(Items listed in a dataset)
** START **

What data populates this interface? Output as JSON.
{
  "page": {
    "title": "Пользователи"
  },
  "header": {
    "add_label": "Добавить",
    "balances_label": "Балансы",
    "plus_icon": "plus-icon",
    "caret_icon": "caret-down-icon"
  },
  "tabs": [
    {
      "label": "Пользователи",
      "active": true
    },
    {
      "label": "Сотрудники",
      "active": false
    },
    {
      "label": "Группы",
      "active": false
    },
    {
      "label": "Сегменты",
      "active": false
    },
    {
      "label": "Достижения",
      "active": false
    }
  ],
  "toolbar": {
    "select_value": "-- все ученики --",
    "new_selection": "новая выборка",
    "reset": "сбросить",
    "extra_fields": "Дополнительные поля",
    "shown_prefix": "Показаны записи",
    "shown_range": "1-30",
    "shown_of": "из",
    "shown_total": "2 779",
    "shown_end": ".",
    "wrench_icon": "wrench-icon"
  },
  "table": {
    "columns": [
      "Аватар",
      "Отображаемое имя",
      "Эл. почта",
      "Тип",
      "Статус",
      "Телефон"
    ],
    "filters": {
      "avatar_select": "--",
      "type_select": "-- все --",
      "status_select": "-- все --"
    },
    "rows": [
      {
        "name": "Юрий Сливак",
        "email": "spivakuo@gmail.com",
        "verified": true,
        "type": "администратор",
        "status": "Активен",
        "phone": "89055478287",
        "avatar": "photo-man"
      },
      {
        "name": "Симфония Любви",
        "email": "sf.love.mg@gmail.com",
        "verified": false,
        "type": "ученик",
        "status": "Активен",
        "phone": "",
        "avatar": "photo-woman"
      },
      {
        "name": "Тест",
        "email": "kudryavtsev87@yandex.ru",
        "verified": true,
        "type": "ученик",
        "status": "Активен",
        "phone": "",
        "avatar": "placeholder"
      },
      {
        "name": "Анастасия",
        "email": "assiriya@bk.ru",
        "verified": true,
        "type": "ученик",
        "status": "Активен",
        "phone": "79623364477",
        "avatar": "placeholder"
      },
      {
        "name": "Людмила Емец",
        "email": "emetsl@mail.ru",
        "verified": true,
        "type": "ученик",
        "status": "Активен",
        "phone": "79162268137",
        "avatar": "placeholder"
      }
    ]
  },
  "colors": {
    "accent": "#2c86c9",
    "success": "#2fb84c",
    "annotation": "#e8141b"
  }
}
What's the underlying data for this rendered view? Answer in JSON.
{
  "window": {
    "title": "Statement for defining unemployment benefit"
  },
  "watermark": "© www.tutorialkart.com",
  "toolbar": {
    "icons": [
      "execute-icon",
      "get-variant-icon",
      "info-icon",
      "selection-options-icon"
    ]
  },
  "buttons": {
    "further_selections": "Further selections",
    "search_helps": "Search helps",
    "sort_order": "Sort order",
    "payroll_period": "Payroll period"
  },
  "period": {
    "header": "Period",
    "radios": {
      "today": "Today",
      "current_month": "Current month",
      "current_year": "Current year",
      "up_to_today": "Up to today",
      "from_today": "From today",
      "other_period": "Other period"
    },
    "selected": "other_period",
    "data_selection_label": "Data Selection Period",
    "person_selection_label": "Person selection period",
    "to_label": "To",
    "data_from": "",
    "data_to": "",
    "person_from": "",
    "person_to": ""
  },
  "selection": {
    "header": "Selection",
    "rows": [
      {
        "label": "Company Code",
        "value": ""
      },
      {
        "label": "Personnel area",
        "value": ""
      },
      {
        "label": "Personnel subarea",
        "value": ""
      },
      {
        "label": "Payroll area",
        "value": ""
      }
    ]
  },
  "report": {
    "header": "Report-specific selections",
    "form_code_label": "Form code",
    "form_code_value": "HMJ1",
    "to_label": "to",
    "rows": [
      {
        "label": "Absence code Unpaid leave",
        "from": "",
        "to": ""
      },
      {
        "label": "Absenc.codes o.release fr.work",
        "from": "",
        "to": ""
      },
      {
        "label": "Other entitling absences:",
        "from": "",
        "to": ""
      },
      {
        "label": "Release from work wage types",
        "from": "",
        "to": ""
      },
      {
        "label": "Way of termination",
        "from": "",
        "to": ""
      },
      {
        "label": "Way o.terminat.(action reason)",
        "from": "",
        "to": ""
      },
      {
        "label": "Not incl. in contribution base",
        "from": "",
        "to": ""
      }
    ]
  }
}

** END **

→ **Work to do**:
Your task is to extract all of the records exactly.

→ **Full output**:
What data populates this interface? Output as JSON.
{
  "page": {
    "title": "Пользователи"
  },
  "header": {
    "add_label": "Добавить",
    "balances_label": "Балансы",
    "plus_icon": "plus-icon",
    "caret_icon": "caret-down-icon"
  },
  "tabs": [
    {
      "label": "Пользователи",
      "active": true
    },
    {
      "label": "Сотрудники",
      "active": false
    },
    {
      "label": "Группы",
      "active": false
    },
    {
      "label": "Сегменты",
      "active": false
    },
    {
      "label": "Достижения",
      "active": false
    }
  ],
  "toolbar": {
    "select_value": "-- все ученики --",
    "new_selection": "новая выборка",
    "reset": "сбросить",
    "extra_fields": "Дополнительные поля",
    "shown_prefix": "Показаны записи",
    "shown_range": "1-30",
    "shown_of": "из",
    "shown_total": "2 779",
    "shown_end": ".",
    "wrench_icon": "wrench-icon"
  },
  "table": {
    "columns": [
      "Аватар",
      "Отображаемое имя",
      "Эл. почта",
      "Тип",
      "Статус",
      "Телефон"
    ],
    "filters": {
      "avatar_select": "--",
      "type_select": "-- все --",
      "status_select": "-- все --"
    },
    "rows": [
      {
        "name": "Юрий Сливак",
        "email": "spivakuo@gmail.com",
        "verified": true,
        "type": "администратор",
        "status": "Активен",
        "phone": "89055478287",
        "avatar": "photo-man"
      },
      {
        "name": "Симфония Любви",
        "email": "sf.love.mg@gmail.com",
        "verified": false,
        "type": "ученик",
        "status": "Активен",
        "phone": "",
        "avatar": "photo-woman"
      },
      {
        "name": "Тест",
        "email": "kudryavtsev87@yandex.ru",
        "verified": true,
        "type": "ученик",
        "status": "Активен",
        "phone": "",
        "avatar": "placeholder"
      },
      {
        "name": "Анастасия",
        "email": "assiriya@bk.ru",
        "verified": true,
        "type": "ученик",
        "status": "Активен",
        "phone": "79623364477",
        "avatar": "placeholder"
      },
      {
        "name": "Людмила Емец",
        "email": "emetsl@mail.ru",
        "verified": true,
        "type": "ученик",
        "status": "Активен",
        "phone": "79162268137",
        "avatar": "placeholder"
      }
    ]
  },
  "colors": {
    "accent": "#2c86c9",
    "success": "#2fb84c",
    "annotation": "#e8141b"
  }
}
What's the underlying data for this rendered view? Answer in JSON.
{
  "window": {
    "title": "Statement for defining unemployment benefit"
  },
  "watermark": "© www.tutorialkart.com",
  "toolbar": {
    "icons": [
      "execute-icon",
      "get-variant-icon",
      "info-icon",
      "selection-options-icon"
    ]
  },
  "buttons": {
    "further_selections": "Further selections",
    "search_helps": "Search helps",
    "sort_order": "Sort order",
    "payroll_period": "Payroll period"
  },
  "period": {
    "header": "Period",
    "radios": {
      "today": "Today",
      "current_month": "Current month",
      "current_year": "Current year",
      "up_to_today": "Up to today",
      "from_today": "From today",
      "other_period": "Other period"
    },
    "selected": "other_period",
    "data_selection_label": "Data Selection Period",
    "person_selection_label": "Person selection period",
    "to_label": "To",
    "data_from": "",
    "data_to": "",
    "person_from": "",
    "person_to": ""
  },
  "selection": {
    "header": "Selection",
    "rows": [
      {
        "label": "Company Code",
        "value": ""
      },
      {
        "label": "Personnel area",
        "value": ""
      },
      {
        "label": "Personnel subarea",
        "value": ""
      },
      {
        "label": "Payroll area",
        "value": ""
      }
    ]
  },
  "report": {
    "header": "Report-specific selections",
    "form_code_label": "Form code",
    "form_code_value": "HMJ1",
    "to_label": "to",
    "rows": [
      {
        "label": "Absence code Unpaid leave",
        "from": "",
        "to": ""
      },
      {
        "label": "Absenc.codes o.release fr.work",
        "from": "",
        "to": ""
      },
      {
        "label": "Other entitling absences:",
        "from": "",
        "to": ""
      },
      {
        "label": "Release from work wage types",
        "from": "",
        "to": ""
      },
      {
        "label": "Way of termination",
        "from": "",
        "to": ""
      },
      {
        "label": "Way o.terminat.(action reason)",
        "from": "",
        "to": ""
      },
      {
        "label": "Not incl. in contribution base",
        "from": "",
        "to": ""
      }
    ]
  }
}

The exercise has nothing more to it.